§ **WRITTEN INSTRUCTION**:
Copy each line exactly. Drop every picture.

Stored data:
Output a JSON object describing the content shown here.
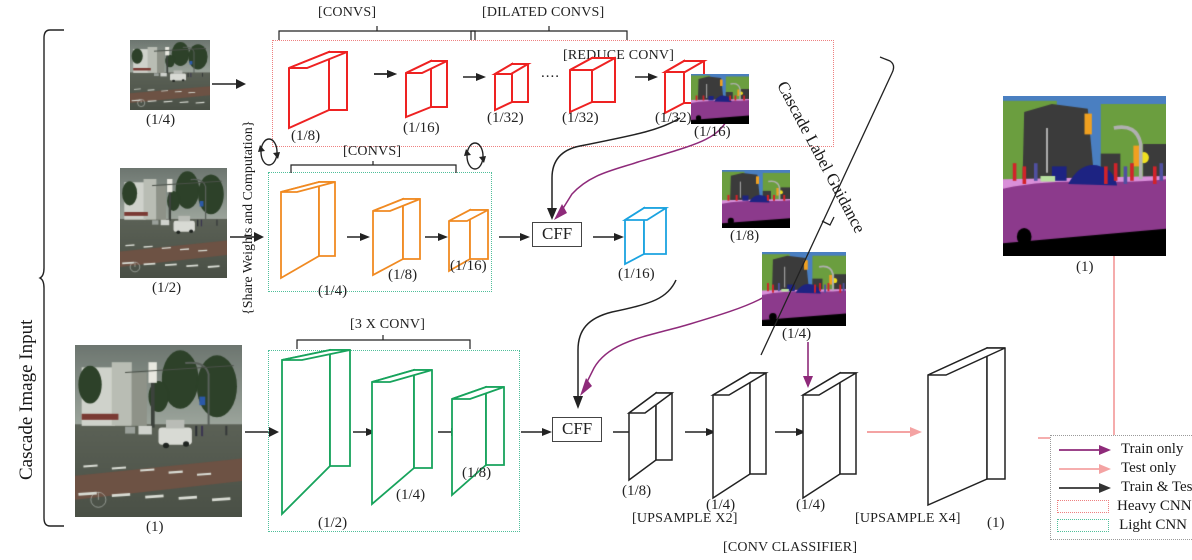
{
  "figure": {
    "title_vertical": "Cascade Image Input",
    "side_note": "{Share Weights and Computation}",
    "cascade_guidance": "Cascade Label Guidance"
  },
  "brackets": [
    {
      "name": "convs-top",
      "label": "[CONVS]"
    },
    {
      "name": "dilated-convs",
      "label": "[DILATED CONVS]"
    },
    {
      "name": "reduce-conv",
      "label": "[REDUCE CONV]"
    },
    {
      "name": "convs-mid",
      "label": "[CONVS]"
    },
    {
      "name": "three-x-conv",
      "label": "[3 X CONV]"
    },
    {
      "name": "upsample-x2",
      "label": "[UPSAMPLE X2]"
    },
    {
      "name": "upsample-x4",
      "label": "[UPSAMPLE X4]"
    },
    {
      "name": "conv-classifier",
      "label": "[CONV CLASSIFIER]"
    }
  ],
  "inputs": [
    {
      "name": "input-quarter",
      "scale": "(1/4)"
    },
    {
      "name": "input-half",
      "scale": "(1/2)"
    },
    {
      "name": "input-full",
      "scale": "(1)"
    }
  ],
  "branches": {
    "heavy_red": {
      "color": "#ee2222",
      "blocks": [
        {
          "scale": "(1/8)"
        },
        {
          "scale": "(1/16)"
        },
        {
          "scale": "(1/32)"
        },
        {
          "scale": "(1/32)"
        },
        {
          "scale": "(1/32)"
        }
      ],
      "ellipsis": "...."
    },
    "light_orange": {
      "color": "#f08a22",
      "blocks": [
        {
          "scale": "(1/4)"
        },
        {
          "scale": "(1/8)"
        },
        {
          "scale": "(1/16)"
        }
      ]
    },
    "light_green": {
      "color": "#17a35c",
      "blocks": [
        {
          "scale": "(1/2)"
        },
        {
          "scale": "(1/4)"
        },
        {
          "scale": "(1/8)"
        }
      ]
    },
    "cff_output": {
      "color": "#1ba3e0",
      "scale": "(1/16)"
    },
    "classifier": {
      "color": "#333333",
      "blocks": [
        {
          "scale": "(1/8)"
        },
        {
          "scale": "(1/4)"
        },
        {
          "scale": "(1/4)"
        },
        {
          "scale": "(1)"
        }
      ]
    }
  },
  "fusion_units": [
    {
      "name": "cff-top",
      "label": "CFF"
    },
    {
      "name": "cff-bottom",
      "label": "CFF"
    }
  ],
  "label_previews": [
    {
      "name": "label-16",
      "scale": "(1/16)"
    },
    {
      "name": "label-8",
      "scale": "(1/8)"
    },
    {
      "name": "label-4",
      "scale": "(1/4)"
    }
  ],
  "final_output": {
    "name": "final-prediction",
    "scale": "(1)"
  },
  "legend": {
    "items": [
      {
        "name": "legend-train-only",
        "label": "Train only",
        "kind": "arrow",
        "color": "#8e2a7a"
      },
      {
        "name": "legend-test-only",
        "label": "Test only",
        "kind": "arrow",
        "color": "#f4a3a3"
      },
      {
        "name": "legend-train-and-test",
        "label": "Train & Test",
        "kind": "arrow",
        "color": "#333333"
      },
      {
        "name": "legend-heavy-cnn",
        "label": "Heavy CNN",
        "kind": "dotted-box",
        "color": "#ee8080"
      },
      {
        "name": "legend-light-cnn",
        "label": "Light CNN",
        "kind": "dotted-box",
        "color": "#4fbf9a"
      }
    ]
  },
  "colors": {
    "heavy_cnn_border": "#ee8080",
    "light_cnn_border": "#4fbf9a",
    "train_only": "#8e2a7a",
    "test_only": "#f4a3a3",
    "train_test": "#333333"
  }
}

§ **EXERCISE OUTPUT**:
Output a JSON object describing the content shown here.
{
  "figure": {
    "title_vertical": "Cascade Image Input",
    "side_note": "{Share Weights and Computation}",
    "cascade_guidance": "Cascade Label Guidance"
  },
  "brackets": [
    {
      "name": "convs-top",
      "label": "[CONVS]"
    },
    {
      "name": "dilated-convs",
      "label": "[DILATED CONVS]"
    },
    {
      "name": "reduce-conv",
      "label": "[REDUCE CONV]"
    },
    {
      "name": "convs-mid",
      "label": "[CONVS]"
    },
    {
      "name": "three-x-conv",
      "label": "[3 X CONV]"
    },
    {
      "name": "upsample-x2",
      "label": "[UPSAMPLE X2]"
    },
    {
      "name": "upsample-x4",
      "label": "[UPSAMPLE X4]"
    },
    {
      "name": "conv-classifier",
      "label": "[CONV CLASSIFIER]"
    }
  ],
  "inputs": [
    {
      "name": "input-quarter",
      "scale": "(1/4)"
    },
    {
      "name": "input-half",
      "scale": "(1/2)"
    },
    {
      "name": "input-full",
      "scale": "(1)"
    }
  ],
  "branches": {
    "heavy_red": {
      "color": "#ee2222",
      "blocks": [
        {
          "scale": "(1/8)"
        },
        {
          "scale": "(1/16)"
        },
        {
          "scale": "(1/32)"
        },
        {
          "scale": "(1/32)"
        },
        {
          "scale": "(1/32)"
        }
      ],
      "ellipsis": "...."
    },
    "light_orange": {
      "color": "#f08a22",
      "blocks": [
        {
          "scale": "(1/4)"
        },
        {
          "scale": "(1/8)"
        },
        {
          "scale": "(1/16)"
        }
      ]
    },
    "light_green": {
      "color": "#17a35c",
      "blocks": [
        {
          "scale": "(1/2)"
        },
        {
          "scale": "(1/4)"
        },
        {
          "scale": "(1/8)"
        }
      ]
    },
    "cff_output": {
      "color": "#1ba3e0",
      "scale": "(1/16)"
    },
    "classifier": {
      "color": "#333333",
      "blocks": [
        {
          "scale": "(1/8)"
        },
        {
          "scale": "(1/4)"
        },
        {
          "scale": "(1/4)"
        },
        {
          "scale": "(1)"
        }
      ]
    }
  },
  "fusion_units": [
    {
      "name": "cff-top",
      "label": "CFF"
    },
    {
      "name": "cff-bottom",
      "label": "CFF"
    }
  ],
  "label_previews": [
    {
      "name": "label-16",
      "scale": "(1/16)"
    },
    {
      "name": "label-8",
      "scale": "(1/8)"
    },
    {
      "name": "label-4",
      "scale": "(1/4)"
    }
  ],
  "final_output": {
    "name": "final-prediction",
    "scale": "(1)"
  },
  "legend": {
    "items": [
      {
        "name": "legend-train-only",
        "label": "Train only",
        "kind": "arrow",
        "color": "#8e2a7a"
      },
      {
        "name": "legend-test-only",
        "label": "Test only",
        "kind": "arrow",
        "color": "#f4a3a3"
      },
      {
        "name": "legend-train-and-test",
        "label": "Train & Test",
        "kind": "arrow",
        "color": "#333333"
      },
      {
        "name": "legend-heavy-cnn",
        "label": "Heavy CNN",
        "kind": "dotted-box",
        "color": "#ee8080"
      },
      {
        "name": "legend-light-cnn",
        "label": "Light CNN",
        "kind": "dotted-box",
        "color": "#4fbf9a"
      }
    ]
  },
  "colors": {
    "heavy_cnn_border": "#ee8080",
    "light_cnn_border": "#4fbf9a",
    "train_only": "#8e2a7a",
    "test_only": "#f4a3a3",
    "train_test": "#333333"
  }
}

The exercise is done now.